━━━ Entries ━━━
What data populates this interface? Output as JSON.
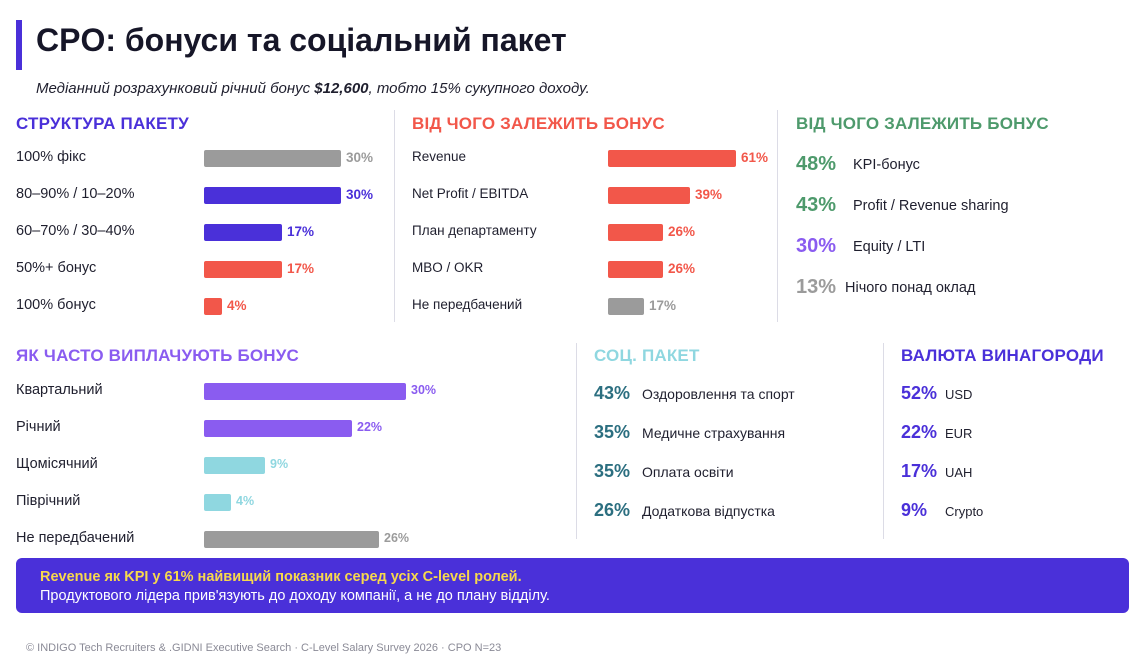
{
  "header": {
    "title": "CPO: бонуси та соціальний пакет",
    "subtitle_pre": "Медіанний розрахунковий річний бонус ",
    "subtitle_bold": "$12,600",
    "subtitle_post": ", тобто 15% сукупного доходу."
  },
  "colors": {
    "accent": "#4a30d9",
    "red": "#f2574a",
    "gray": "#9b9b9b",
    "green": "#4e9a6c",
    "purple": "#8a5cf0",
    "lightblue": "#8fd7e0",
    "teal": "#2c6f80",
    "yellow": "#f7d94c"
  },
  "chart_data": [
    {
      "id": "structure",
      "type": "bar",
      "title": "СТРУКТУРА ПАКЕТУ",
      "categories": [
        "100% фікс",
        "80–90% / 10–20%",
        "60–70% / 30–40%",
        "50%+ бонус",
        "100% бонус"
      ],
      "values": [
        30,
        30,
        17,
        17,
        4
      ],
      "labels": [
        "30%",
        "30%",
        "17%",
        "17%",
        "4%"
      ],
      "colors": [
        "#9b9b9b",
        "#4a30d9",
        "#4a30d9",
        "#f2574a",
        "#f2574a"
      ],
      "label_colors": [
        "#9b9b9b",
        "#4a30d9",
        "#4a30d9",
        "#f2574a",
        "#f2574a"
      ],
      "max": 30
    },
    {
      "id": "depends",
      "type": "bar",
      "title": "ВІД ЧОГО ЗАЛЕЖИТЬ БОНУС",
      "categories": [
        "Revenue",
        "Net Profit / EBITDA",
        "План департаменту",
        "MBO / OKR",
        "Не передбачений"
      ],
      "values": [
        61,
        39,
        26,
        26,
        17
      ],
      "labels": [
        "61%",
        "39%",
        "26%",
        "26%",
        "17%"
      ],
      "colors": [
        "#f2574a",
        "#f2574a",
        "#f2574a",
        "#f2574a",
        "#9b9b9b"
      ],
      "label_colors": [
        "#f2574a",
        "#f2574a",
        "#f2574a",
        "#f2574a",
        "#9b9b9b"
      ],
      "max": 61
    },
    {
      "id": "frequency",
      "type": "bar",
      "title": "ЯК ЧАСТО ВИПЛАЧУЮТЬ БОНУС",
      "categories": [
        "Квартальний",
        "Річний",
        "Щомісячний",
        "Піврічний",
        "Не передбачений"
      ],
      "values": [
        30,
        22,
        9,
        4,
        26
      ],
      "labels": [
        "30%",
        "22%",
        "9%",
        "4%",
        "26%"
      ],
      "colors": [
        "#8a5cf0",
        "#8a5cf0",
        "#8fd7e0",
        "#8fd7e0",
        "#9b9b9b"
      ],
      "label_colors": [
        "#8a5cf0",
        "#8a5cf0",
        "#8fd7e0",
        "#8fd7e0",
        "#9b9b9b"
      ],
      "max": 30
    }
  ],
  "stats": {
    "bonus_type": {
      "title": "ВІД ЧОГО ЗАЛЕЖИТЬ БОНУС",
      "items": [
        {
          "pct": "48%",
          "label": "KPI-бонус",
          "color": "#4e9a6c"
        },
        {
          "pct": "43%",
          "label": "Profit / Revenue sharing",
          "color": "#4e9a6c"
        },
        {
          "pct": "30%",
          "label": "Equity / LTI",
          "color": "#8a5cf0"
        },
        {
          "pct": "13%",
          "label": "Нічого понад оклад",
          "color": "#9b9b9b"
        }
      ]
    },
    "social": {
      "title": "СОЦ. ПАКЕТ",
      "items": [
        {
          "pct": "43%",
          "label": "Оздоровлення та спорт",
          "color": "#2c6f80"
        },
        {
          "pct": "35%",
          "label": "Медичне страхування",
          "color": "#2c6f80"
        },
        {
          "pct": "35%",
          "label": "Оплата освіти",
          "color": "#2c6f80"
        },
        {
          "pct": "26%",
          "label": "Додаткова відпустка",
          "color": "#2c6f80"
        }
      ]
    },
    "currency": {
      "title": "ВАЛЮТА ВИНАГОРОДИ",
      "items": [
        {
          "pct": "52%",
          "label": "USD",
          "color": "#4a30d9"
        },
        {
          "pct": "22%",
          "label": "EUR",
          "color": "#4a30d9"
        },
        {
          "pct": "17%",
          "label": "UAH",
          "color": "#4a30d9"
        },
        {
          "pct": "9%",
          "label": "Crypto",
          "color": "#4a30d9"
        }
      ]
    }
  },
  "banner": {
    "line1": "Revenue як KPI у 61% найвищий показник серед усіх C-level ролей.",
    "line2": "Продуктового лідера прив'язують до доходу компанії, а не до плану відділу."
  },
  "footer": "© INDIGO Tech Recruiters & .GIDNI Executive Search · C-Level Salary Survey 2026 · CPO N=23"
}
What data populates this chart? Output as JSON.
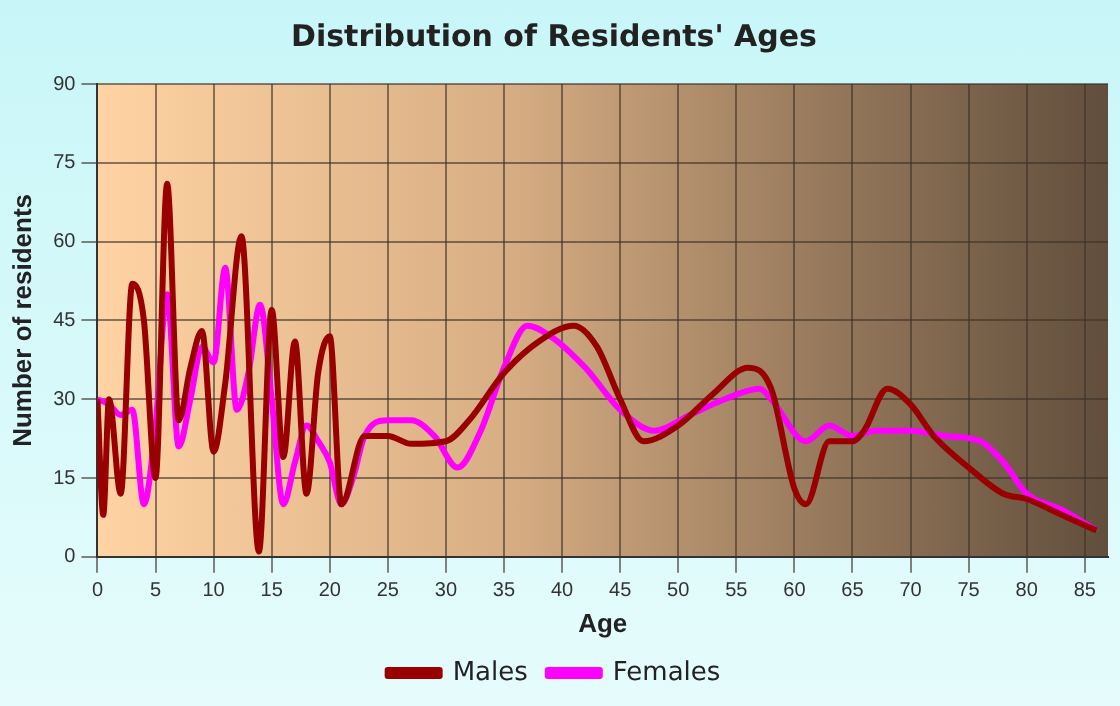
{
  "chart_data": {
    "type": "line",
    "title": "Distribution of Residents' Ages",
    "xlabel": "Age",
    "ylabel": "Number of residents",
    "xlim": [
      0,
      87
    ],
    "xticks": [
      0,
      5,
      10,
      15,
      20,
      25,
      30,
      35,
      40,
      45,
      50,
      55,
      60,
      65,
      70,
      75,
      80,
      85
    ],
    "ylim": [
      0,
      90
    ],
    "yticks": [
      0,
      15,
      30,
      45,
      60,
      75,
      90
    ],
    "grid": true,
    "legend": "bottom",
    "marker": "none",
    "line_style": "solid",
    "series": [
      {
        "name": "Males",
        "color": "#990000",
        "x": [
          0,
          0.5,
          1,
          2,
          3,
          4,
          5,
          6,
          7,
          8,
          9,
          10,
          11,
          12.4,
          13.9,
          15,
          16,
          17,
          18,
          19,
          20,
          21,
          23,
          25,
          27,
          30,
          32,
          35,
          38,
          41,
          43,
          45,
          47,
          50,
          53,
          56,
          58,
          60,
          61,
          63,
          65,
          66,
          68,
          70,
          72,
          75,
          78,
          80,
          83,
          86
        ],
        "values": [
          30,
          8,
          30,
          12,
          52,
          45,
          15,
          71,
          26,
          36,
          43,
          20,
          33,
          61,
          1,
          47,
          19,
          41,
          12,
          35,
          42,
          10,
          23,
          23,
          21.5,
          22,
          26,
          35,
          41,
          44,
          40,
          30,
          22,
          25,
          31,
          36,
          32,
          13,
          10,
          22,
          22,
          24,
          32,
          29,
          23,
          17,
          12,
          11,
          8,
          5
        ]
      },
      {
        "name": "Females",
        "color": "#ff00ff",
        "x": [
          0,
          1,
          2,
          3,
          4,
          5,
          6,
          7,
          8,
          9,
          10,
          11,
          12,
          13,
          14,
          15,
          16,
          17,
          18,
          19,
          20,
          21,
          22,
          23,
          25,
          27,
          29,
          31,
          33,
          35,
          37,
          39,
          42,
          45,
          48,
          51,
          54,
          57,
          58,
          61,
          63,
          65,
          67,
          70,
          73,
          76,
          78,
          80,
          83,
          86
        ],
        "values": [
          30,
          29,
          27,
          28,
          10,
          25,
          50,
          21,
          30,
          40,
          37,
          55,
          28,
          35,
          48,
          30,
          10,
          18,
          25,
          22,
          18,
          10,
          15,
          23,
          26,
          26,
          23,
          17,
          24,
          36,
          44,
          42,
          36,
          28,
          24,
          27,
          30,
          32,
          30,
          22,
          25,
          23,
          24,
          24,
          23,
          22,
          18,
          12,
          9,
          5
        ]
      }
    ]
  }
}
━━━
## [Task description]
Within the data above, count the lines that contain the string "доходу"; the reply is the number alone.

## [The solution]
2